[Start of INFORMATION GIVEN]

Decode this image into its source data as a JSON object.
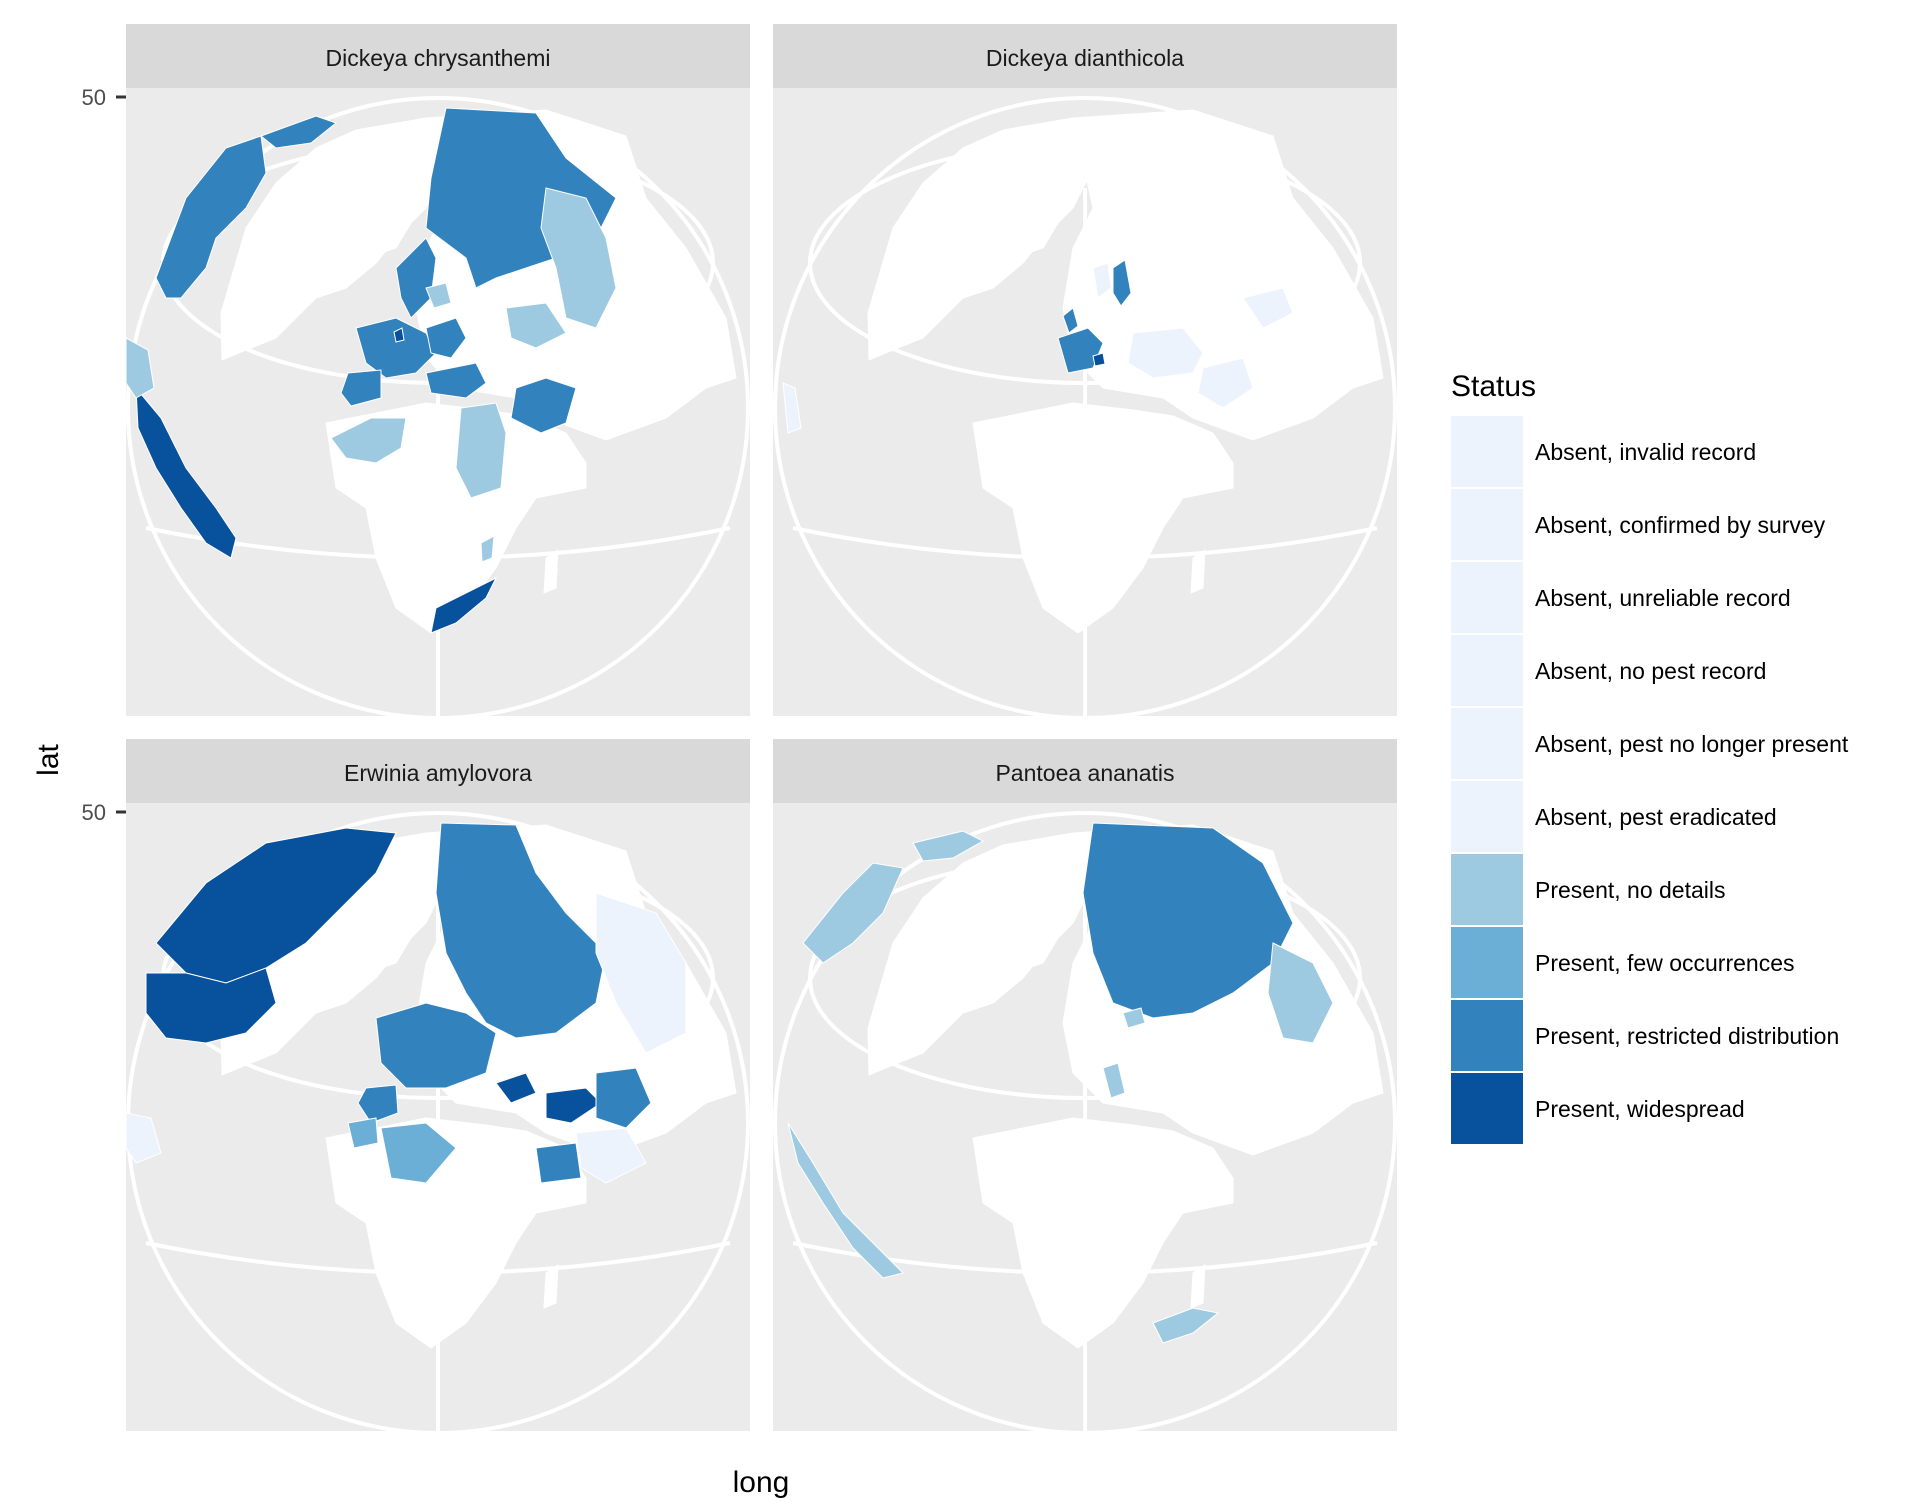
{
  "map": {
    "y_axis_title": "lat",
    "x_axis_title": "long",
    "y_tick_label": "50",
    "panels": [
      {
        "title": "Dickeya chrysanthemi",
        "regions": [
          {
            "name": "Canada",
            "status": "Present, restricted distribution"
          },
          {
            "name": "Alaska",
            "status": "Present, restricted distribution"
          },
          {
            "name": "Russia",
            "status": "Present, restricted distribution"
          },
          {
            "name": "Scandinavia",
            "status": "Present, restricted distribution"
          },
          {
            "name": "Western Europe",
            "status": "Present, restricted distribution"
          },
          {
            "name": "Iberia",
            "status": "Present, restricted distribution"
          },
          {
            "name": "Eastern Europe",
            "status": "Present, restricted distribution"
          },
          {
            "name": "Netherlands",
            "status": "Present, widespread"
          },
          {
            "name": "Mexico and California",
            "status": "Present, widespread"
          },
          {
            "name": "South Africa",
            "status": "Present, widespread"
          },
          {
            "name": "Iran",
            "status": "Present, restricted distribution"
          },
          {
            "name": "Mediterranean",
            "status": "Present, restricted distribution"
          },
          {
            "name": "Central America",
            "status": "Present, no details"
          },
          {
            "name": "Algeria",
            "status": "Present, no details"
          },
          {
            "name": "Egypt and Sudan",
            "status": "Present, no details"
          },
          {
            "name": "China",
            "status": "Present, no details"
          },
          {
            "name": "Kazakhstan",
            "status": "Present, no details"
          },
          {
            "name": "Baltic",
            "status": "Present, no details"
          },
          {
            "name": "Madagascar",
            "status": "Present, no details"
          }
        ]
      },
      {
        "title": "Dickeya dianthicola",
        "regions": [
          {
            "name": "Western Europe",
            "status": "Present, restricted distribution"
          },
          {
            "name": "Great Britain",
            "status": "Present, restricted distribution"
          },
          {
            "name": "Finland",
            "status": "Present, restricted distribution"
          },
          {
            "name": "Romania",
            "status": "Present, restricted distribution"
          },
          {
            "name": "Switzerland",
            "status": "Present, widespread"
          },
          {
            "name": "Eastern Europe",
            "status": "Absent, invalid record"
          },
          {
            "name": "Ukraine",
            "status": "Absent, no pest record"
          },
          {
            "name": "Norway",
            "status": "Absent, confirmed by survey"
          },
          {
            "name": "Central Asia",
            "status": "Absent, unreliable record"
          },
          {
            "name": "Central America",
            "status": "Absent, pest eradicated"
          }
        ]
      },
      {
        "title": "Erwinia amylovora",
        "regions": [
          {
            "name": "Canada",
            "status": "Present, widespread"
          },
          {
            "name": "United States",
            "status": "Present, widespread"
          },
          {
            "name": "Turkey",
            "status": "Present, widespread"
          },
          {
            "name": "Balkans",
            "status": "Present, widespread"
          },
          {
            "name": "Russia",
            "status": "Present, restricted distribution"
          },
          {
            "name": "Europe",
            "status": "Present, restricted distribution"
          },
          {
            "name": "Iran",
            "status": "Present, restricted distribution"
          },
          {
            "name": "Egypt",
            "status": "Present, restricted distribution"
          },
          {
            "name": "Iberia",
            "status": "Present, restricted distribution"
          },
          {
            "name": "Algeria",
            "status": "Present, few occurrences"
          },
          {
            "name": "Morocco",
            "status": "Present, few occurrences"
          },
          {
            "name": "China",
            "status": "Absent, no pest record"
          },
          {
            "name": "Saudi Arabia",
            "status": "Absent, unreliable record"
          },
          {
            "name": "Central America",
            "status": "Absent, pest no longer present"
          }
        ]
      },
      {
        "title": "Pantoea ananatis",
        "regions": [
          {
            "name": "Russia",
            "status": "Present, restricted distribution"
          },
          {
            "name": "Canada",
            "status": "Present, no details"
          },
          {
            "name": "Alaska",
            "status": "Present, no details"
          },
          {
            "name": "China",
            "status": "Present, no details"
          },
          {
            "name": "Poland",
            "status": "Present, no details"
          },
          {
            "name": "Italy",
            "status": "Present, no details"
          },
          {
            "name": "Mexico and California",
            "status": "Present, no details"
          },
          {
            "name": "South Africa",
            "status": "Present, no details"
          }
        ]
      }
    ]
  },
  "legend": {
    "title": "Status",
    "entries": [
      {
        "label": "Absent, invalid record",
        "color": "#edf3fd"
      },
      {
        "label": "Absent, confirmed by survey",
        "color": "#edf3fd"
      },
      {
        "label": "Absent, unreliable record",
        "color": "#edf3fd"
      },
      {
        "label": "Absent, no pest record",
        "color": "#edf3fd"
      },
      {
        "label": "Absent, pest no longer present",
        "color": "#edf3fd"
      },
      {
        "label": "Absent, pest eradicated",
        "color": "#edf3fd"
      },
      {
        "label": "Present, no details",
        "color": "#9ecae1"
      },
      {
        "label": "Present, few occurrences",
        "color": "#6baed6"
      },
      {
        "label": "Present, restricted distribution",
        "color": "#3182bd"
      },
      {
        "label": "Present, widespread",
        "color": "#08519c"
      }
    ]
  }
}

[End of INFORMATION GIVEN]

* REQUIRED WORK *
Transcribe the whole listing exactly. Pictures are excluded.

* FINAL RESULT *
Decode this image into its source data as a JSON object.
{
  "map": {
    "y_axis_title": "lat",
    "x_axis_title": "long",
    "y_tick_label": "50",
    "panels": [
      {
        "title": "Dickeya chrysanthemi",
        "regions": [
          {
            "name": "Canada",
            "status": "Present, restricted distribution"
          },
          {
            "name": "Alaska",
            "status": "Present, restricted distribution"
          },
          {
            "name": "Russia",
            "status": "Present, restricted distribution"
          },
          {
            "name": "Scandinavia",
            "status": "Present, restricted distribution"
          },
          {
            "name": "Western Europe",
            "status": "Present, restricted distribution"
          },
          {
            "name": "Iberia",
            "status": "Present, restricted distribution"
          },
          {
            "name": "Eastern Europe",
            "status": "Present, restricted distribution"
          },
          {
            "name": "Netherlands",
            "status": "Present, widespread"
          },
          {
            "name": "Mexico and California",
            "status": "Present, widespread"
          },
          {
            "name": "South Africa",
            "status": "Present, widespread"
          },
          {
            "name": "Iran",
            "status": "Present, restricted distribution"
          },
          {
            "name": "Mediterranean",
            "status": "Present, restricted distribution"
          },
          {
            "name": "Central America",
            "status": "Present, no details"
          },
          {
            "name": "Algeria",
            "status": "Present, no details"
          },
          {
            "name": "Egypt and Sudan",
            "status": "Present, no details"
          },
          {
            "name": "China",
            "status": "Present, no details"
          },
          {
            "name": "Kazakhstan",
            "status": "Present, no details"
          },
          {
            "name": "Baltic",
            "status": "Present, no details"
          },
          {
            "name": "Madagascar",
            "status": "Present, no details"
          }
        ]
      },
      {
        "title": "Dickeya dianthicola",
        "regions": [
          {
            "name": "Western Europe",
            "status": "Present, restricted distribution"
          },
          {
            "name": "Great Britain",
            "status": "Present, restricted distribution"
          },
          {
            "name": "Finland",
            "status": "Present, restricted distribution"
          },
          {
            "name": "Romania",
            "status": "Present, restricted distribution"
          },
          {
            "name": "Switzerland",
            "status": "Present, widespread"
          },
          {
            "name": "Eastern Europe",
            "status": "Absent, invalid record"
          },
          {
            "name": "Ukraine",
            "status": "Absent, no pest record"
          },
          {
            "name": "Norway",
            "status": "Absent, confirmed by survey"
          },
          {
            "name": "Central Asia",
            "status": "Absent, unreliable record"
          },
          {
            "name": "Central America",
            "status": "Absent, pest eradicated"
          }
        ]
      },
      {
        "title": "Erwinia amylovora",
        "regions": [
          {
            "name": "Canada",
            "status": "Present, widespread"
          },
          {
            "name": "United States",
            "status": "Present, widespread"
          },
          {
            "name": "Turkey",
            "status": "Present, widespread"
          },
          {
            "name": "Balkans",
            "status": "Present, widespread"
          },
          {
            "name": "Russia",
            "status": "Present, restricted distribution"
          },
          {
            "name": "Europe",
            "status": "Present, restricted distribution"
          },
          {
            "name": "Iran",
            "status": "Present, restricted distribution"
          },
          {
            "name": "Egypt",
            "status": "Present, restricted distribution"
          },
          {
            "name": "Iberia",
            "status": "Present, restricted distribution"
          },
          {
            "name": "Algeria",
            "status": "Present, few occurrences"
          },
          {
            "name": "Morocco",
            "status": "Present, few occurrences"
          },
          {
            "name": "China",
            "status": "Absent, no pest record"
          },
          {
            "name": "Saudi Arabia",
            "status": "Absent, unreliable record"
          },
          {
            "name": "Central America",
            "status": "Absent, pest no longer present"
          }
        ]
      },
      {
        "title": "Pantoea ananatis",
        "regions": [
          {
            "name": "Russia",
            "status": "Present, restricted distribution"
          },
          {
            "name": "Canada",
            "status": "Present, no details"
          },
          {
            "name": "Alaska",
            "status": "Present, no details"
          },
          {
            "name": "China",
            "status": "Present, no details"
          },
          {
            "name": "Poland",
            "status": "Present, no details"
          },
          {
            "name": "Italy",
            "status": "Present, no details"
          },
          {
            "name": "Mexico and California",
            "status": "Present, no details"
          },
          {
            "name": "South Africa",
            "status": "Present, no details"
          }
        ]
      }
    ]
  },
  "legend": {
    "title": "Status",
    "entries": [
      {
        "label": "Absent, invalid record",
        "color": "#edf3fd"
      },
      {
        "label": "Absent, confirmed by survey",
        "color": "#edf3fd"
      },
      {
        "label": "Absent, unreliable record",
        "color": "#edf3fd"
      },
      {
        "label": "Absent, no pest record",
        "color": "#edf3fd"
      },
      {
        "label": "Absent, pest no longer present",
        "color": "#edf3fd"
      },
      {
        "label": "Absent, pest eradicated",
        "color": "#edf3fd"
      },
      {
        "label": "Present, no details",
        "color": "#9ecae1"
      },
      {
        "label": "Present, few occurrences",
        "color": "#6baed6"
      },
      {
        "label": "Present, restricted distribution",
        "color": "#3182bd"
      },
      {
        "label": "Present, widespread",
        "color": "#08519c"
      }
    ]
  }
}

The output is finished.